- [EXTRACTED ENTRIES]:
-- Start --

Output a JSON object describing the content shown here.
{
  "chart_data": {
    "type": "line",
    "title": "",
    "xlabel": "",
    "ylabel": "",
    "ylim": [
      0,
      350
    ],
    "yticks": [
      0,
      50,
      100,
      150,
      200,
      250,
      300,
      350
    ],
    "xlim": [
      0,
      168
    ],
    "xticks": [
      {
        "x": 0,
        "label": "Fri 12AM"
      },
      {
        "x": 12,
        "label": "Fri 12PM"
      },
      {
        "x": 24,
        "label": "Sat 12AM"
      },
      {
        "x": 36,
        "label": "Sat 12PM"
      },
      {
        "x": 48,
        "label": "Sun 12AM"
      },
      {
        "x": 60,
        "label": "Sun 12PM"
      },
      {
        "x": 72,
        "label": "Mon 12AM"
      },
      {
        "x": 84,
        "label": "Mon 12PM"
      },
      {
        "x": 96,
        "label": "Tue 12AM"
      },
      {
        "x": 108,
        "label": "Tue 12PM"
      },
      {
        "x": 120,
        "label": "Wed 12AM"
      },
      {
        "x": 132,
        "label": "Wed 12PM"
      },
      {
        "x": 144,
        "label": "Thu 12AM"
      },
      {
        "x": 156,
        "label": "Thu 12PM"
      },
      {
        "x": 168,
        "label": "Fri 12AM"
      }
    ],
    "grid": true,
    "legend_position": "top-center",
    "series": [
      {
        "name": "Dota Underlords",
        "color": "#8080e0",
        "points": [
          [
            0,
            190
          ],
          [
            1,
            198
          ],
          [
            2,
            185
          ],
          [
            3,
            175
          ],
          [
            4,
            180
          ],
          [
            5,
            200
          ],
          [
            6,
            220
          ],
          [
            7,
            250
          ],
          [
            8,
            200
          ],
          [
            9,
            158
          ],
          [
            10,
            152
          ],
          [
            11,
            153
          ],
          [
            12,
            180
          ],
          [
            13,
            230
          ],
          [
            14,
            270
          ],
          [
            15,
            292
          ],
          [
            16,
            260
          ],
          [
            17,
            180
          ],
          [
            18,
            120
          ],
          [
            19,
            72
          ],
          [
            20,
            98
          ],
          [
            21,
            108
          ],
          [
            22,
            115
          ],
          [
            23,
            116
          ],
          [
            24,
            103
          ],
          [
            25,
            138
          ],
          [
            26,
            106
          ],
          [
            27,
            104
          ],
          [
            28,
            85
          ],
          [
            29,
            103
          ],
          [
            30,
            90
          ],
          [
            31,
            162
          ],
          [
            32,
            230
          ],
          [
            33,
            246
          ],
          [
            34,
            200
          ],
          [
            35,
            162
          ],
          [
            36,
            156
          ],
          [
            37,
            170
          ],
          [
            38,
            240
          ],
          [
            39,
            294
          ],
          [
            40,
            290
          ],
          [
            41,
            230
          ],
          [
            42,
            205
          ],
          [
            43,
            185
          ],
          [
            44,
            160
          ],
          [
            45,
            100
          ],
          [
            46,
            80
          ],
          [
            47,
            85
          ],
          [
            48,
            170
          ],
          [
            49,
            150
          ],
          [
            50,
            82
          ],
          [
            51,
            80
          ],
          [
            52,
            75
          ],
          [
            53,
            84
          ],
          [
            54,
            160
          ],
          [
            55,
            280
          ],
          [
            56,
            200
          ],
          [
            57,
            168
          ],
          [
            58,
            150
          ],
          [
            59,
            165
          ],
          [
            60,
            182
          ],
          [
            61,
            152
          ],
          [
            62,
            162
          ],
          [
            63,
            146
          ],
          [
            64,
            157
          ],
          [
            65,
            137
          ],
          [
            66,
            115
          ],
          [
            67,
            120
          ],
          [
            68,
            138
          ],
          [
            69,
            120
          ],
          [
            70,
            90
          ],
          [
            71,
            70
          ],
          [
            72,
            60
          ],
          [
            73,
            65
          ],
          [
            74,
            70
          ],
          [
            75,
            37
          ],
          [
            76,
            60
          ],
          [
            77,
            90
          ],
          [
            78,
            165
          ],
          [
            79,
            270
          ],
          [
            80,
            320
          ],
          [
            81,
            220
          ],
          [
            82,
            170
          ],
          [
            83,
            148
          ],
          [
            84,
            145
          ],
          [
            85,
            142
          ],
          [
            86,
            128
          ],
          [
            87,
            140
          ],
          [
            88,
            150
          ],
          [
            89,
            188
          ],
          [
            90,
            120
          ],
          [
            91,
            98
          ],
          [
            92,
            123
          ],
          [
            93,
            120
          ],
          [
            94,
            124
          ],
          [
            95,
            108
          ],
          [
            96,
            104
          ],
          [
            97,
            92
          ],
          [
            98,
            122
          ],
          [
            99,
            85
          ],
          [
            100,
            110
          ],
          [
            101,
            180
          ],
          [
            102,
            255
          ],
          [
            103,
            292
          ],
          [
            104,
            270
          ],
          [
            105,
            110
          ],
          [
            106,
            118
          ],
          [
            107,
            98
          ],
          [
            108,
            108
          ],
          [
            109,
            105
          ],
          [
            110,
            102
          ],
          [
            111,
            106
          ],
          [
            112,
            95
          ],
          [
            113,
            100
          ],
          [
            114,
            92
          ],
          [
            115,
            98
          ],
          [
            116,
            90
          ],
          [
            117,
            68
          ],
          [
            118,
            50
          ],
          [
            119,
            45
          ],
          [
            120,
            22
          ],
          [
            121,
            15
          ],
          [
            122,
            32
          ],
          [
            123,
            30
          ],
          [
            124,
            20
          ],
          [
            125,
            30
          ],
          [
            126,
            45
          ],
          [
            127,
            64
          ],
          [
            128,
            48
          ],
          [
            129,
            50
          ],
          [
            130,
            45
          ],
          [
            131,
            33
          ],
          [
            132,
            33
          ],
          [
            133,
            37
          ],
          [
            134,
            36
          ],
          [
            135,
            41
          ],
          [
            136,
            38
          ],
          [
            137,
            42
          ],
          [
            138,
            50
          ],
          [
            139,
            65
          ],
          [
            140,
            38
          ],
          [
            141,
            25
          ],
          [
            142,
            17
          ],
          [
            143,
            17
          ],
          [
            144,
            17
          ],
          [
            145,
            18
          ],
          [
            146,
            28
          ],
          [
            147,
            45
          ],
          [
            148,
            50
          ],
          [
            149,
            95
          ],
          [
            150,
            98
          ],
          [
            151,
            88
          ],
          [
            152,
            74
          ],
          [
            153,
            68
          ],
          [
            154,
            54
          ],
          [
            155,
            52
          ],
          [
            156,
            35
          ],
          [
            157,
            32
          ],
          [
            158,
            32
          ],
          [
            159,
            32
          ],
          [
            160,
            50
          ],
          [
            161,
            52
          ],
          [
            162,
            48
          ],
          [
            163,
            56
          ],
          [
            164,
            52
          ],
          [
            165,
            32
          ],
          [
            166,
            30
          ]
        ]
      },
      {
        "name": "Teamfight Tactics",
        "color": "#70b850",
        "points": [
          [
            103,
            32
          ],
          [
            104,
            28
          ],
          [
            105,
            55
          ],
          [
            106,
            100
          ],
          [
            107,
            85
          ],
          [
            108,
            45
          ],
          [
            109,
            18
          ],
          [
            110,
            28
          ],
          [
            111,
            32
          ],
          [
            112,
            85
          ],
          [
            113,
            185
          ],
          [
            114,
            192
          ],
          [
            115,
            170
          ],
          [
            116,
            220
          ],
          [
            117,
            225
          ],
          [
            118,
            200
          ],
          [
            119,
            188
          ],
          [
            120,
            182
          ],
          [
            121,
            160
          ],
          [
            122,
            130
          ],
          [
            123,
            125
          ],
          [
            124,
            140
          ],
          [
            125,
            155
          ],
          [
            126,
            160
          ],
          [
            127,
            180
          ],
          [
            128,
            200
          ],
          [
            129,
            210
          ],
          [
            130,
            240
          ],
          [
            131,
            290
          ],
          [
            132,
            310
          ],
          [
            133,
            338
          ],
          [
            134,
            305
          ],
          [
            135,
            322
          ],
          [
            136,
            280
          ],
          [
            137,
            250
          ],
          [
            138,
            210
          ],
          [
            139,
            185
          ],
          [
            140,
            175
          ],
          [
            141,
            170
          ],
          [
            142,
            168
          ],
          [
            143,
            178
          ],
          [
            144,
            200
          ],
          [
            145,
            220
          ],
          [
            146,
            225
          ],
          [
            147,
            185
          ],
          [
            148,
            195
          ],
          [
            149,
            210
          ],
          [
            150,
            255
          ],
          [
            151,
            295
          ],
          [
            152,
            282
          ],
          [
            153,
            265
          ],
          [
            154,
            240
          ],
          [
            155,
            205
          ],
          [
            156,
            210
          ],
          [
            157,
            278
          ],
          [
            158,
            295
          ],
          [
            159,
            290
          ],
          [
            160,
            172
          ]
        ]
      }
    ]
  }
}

-- End --

- [TO DO]: Report all lines of the material that contain the word "name".

- [RESPONSE TO THE EXERCISE]:
        "name": "Dota Underlords",
        "name": "Teamfight Tactics",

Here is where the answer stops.